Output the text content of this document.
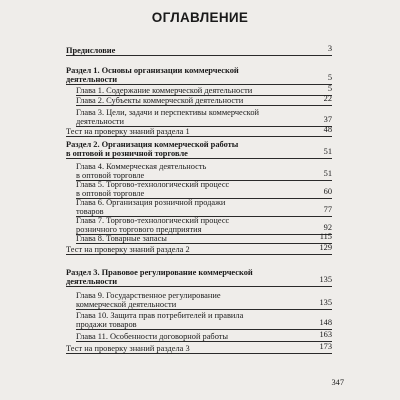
ОГЛАВЛЕНИЕ
Предисловие	3
Раздел 1. Основы организации коммерческой
деятельности	5
Глава 1. Содержание коммерческой деятельности	5
Глава 2. Субъекты коммерческой деятельности	22
Глава 3. Цели, задачи и перспективы коммерческой
деятельности	37
Тест на проверку знаний раздела 1	48
Раздел 2. Организация коммерческой работы
в оптовой и розничной торговле	51
Глава 4. Коммерческая деятельность
в оптовой торговле	51
Глава 5. Торгово-технологический процесс
в оптовой торговле	60
Глава 6. Организация розничной продажи
товаров	77
Глава 7. Торгово-технологический процесс
розничного торгового предприятия	92
Глава 8. Товарные запасы	115
Тест на проверку знаний раздела 2	129
Раздел 3. Правовое регулирование коммерческой
деятельности	135
Глава 9. Государственное регулирование
коммерческой деятельности	135
Глава 10. Защита прав потребителей и правила
продажи товаров	148
Глава 11. Особенности договорной работы	163
Тест на проверку знаний раздела 3	173
347
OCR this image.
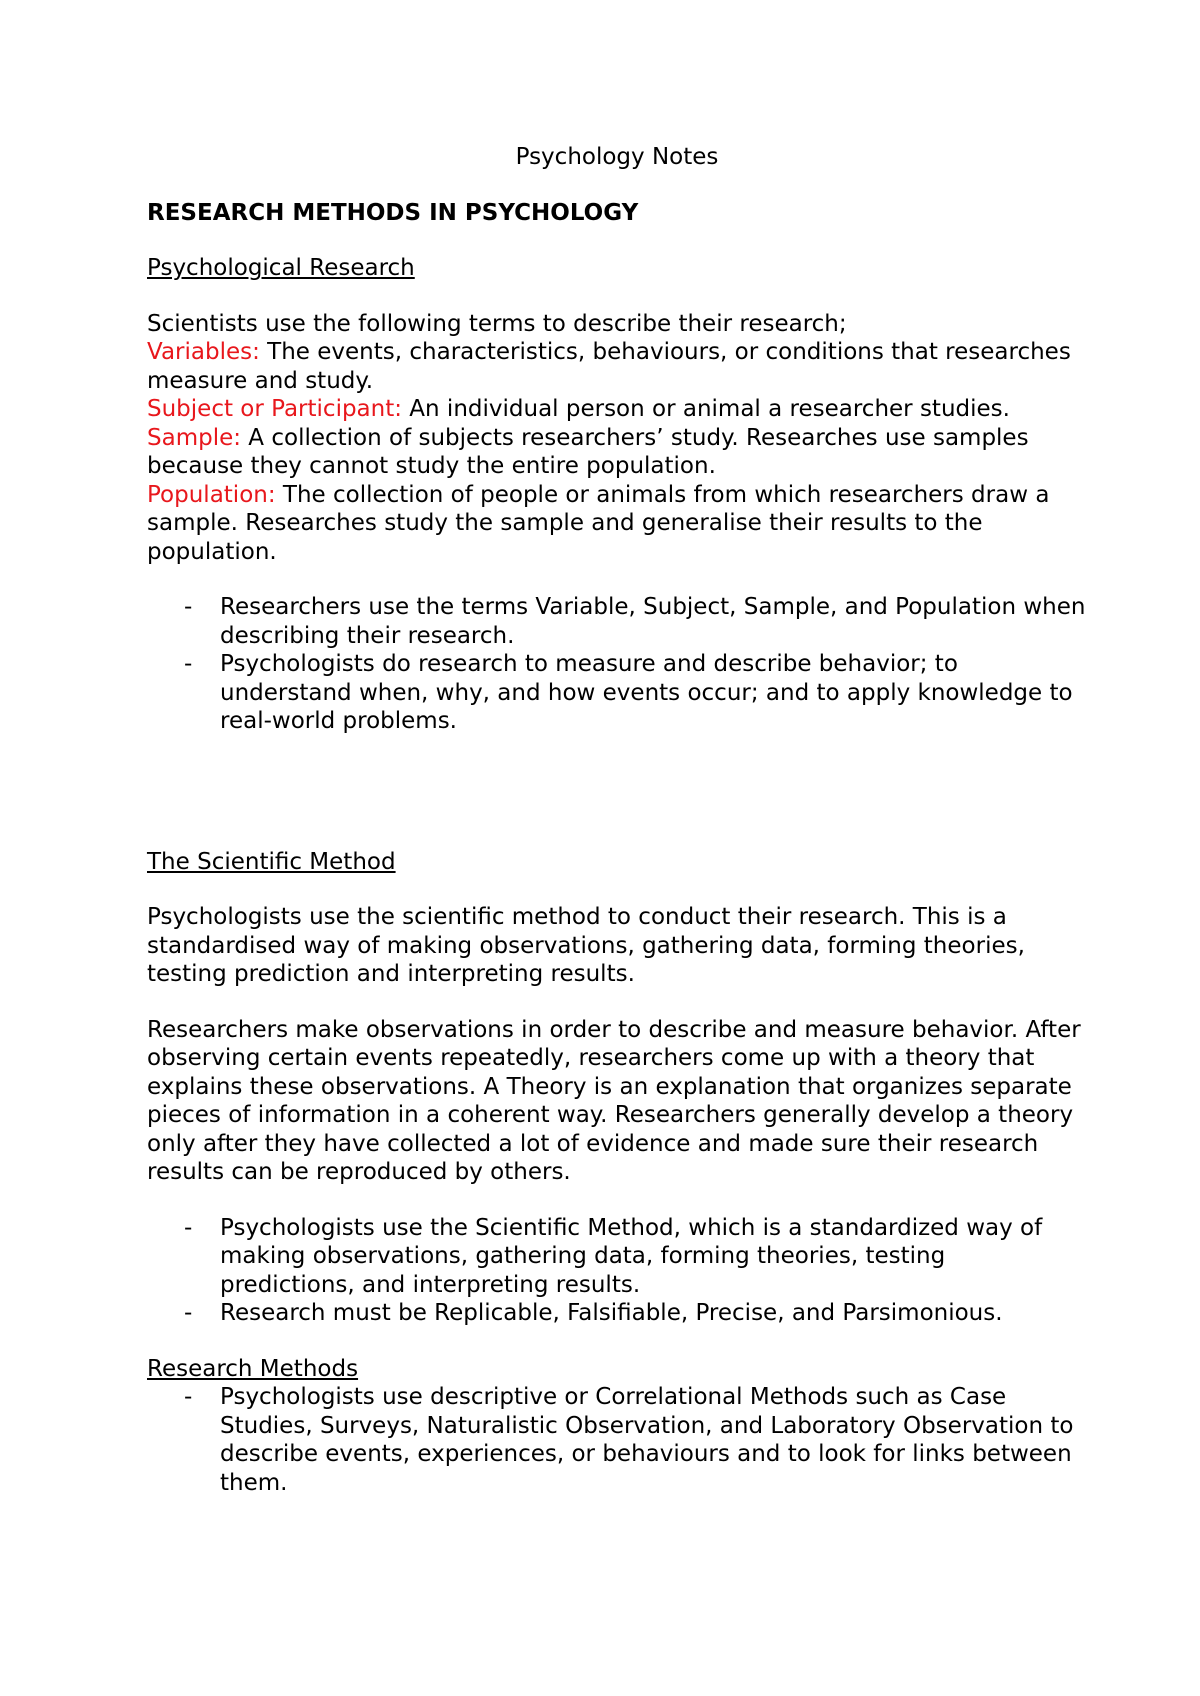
Psychology Notes
RESEARCH METHODS IN PSYCHOLOGY
Psychological Research

Scientists use the following terms to describe their research;

Variables: The events, characteristics, behaviours, or conditions that researches measure and study.

Subject or Participant: An individual person or animal a researcher studies.

Sample: A collection of subjects researchers’ study. Researches use samples because they cannot study the entire population.

Population: The collection of people or animals from which researchers draw a sample. Researches study the sample and generalise their results to the population.

- Researchers use the terms Variable, Subject, Sample, and Population when describing their research.
- Psychologists do research to measure and describe behavior; to understand when, why, and how events occur; and to apply knowledge to real-world problems.
The Scientific Method

Psychologists use the scientific method to conduct their research. This is a standardised way of making observations, gathering data, forming theories, testing prediction and interpreting results.

Researchers make observations in order to describe and measure behavior. After observing certain events repeatedly, researchers come up with a theory that explains these observations. A Theory is an explanation that organizes separate pieces of information in a coherent way. Researchers generally develop a theory only after they have collected a lot of evidence and made sure their research results can be reproduced by others.

- Psychologists use the Scientific Method, which is a standardized way of making observations, gathering data, forming theories, testing predictions, and interpreting results.
- Research must be Replicable, Falsifiable, Precise, and Parsimonious.
Research Methods
- Psychologists use descriptive or Correlational Methods such as Case Studies, Surveys, Naturalistic Observation, and Laboratory Observation to describe events, experiences, or behaviours and to look for links between them.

◇ ◇ ◇ ◇ ◇ ◇ ◇

Count the lines above in which the word "gathering" appears, then state only that count.

2